Dataset items

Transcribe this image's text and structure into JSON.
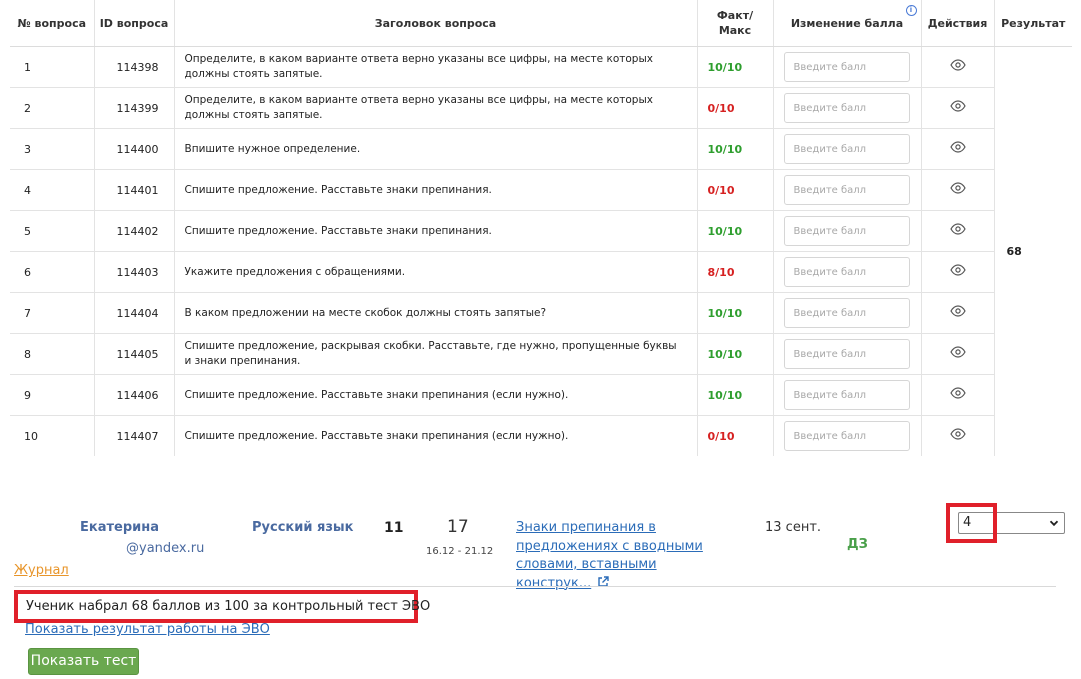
{
  "table": {
    "headers": {
      "num": "№ вопроса",
      "id": "ID вопроса",
      "title": "Заголовок вопроса",
      "fact": "Факт/ Макс",
      "change": "Изменение балла",
      "actions": "Действия",
      "result": "Результат"
    },
    "placeholder": "Введите балл",
    "result_value": "68",
    "rows": [
      {
        "num": "1",
        "id": "114398",
        "title": "Определите, в каком варианте ответа верно указаны все цифры, на месте которых должны стоять запятые.",
        "score": "10/10",
        "status": "correct"
      },
      {
        "num": "2",
        "id": "114399",
        "title": "Определите, в каком варианте ответа верно указаны все цифры, на месте которых должны стоять запятые.",
        "score": "0/10",
        "status": "wrong"
      },
      {
        "num": "3",
        "id": "114400",
        "title": "Впишите нужное определение.",
        "score": "10/10",
        "status": "correct"
      },
      {
        "num": "4",
        "id": "114401",
        "title": "Спишите предложение. Расставьте знаки препинания.",
        "score": "0/10",
        "status": "wrong"
      },
      {
        "num": "5",
        "id": "114402",
        "title": "Спишите предложение. Расставьте знаки препинания.",
        "score": "10/10",
        "status": "correct"
      },
      {
        "num": "6",
        "id": "114403",
        "title": "Укажите предложения с обращениями.",
        "score": "8/10",
        "status": "wrong"
      },
      {
        "num": "7",
        "id": "114404",
        "title": "В каком предложении на месте скобок должны стоять запятые?",
        "score": "10/10",
        "status": "correct"
      },
      {
        "num": "8",
        "id": "114405",
        "title": "Спишите предложение, раскрывая скобки. Расставьте, где нужно, пропущенные буквы и знаки препинания.",
        "score": "10/10",
        "status": "correct"
      },
      {
        "num": "9",
        "id": "114406",
        "title": "Спишите предложение. Расставьте знаки препинания (если нужно).",
        "score": "10/10",
        "status": "correct"
      },
      {
        "num": "10",
        "id": "114407",
        "title": "Спишите предложение. Расставьте знаки препинания (если нужно).",
        "score": "0/10",
        "status": "wrong"
      }
    ]
  },
  "entry": {
    "student_name": "Екатерина",
    "student_email": "@yandex.ru",
    "subject": "Русский язык",
    "grade_level": "11",
    "week": "17",
    "week_dates": "16.12 - 21.12",
    "topic": "Знаки препинания в предложениях с вводными словами, вставными конструк...",
    "date": "13 сент.",
    "type": "ДЗ",
    "mark_selected": "4"
  },
  "links": {
    "journal": "Журнал",
    "show_result": "Показать результат работы на ЭВО",
    "show_test": "Показать тест"
  },
  "summary": "Ученик набрал 68 баллов из 100 за контрольный тест ЭВО",
  "colors": {
    "correct": "#2e9e2e",
    "wrong": "#d62121",
    "highlight": "#e0202a",
    "button": "#6aa84f"
  }
}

Job
Show every line from the listing above in which the string "title" appears.

Task output
      "title": "Заголовок вопроса",
        "title": "Определите, в каком варианте ответа верно указаны все цифры, на месте которых должны стоять запятые.",
        "title": "Определите, в каком варианте ответа верно указаны все цифры, на месте которых должны стоять запятые.",
        "title": "Впишите нужное определение.",
        "title": "Спишите предложение. Расставьте знаки препинания.",
        "title": "Спишите предложение. Расставьте знаки препинания.",
        "title": "Укажите предложения с обращениями.",
        "title": "В каком предложении на месте скобок должны стоять запятые?",
        "title": "Спишите предложение, раскрывая скобки. Расставьте, где нужно, пропущенные буквы и знаки препинания.",
        "title": "Спишите предложение. Расставьте знаки препинания (если нужно).",
        "title": "Спишите предложение. Расставьте знаки препинания (если нужно).",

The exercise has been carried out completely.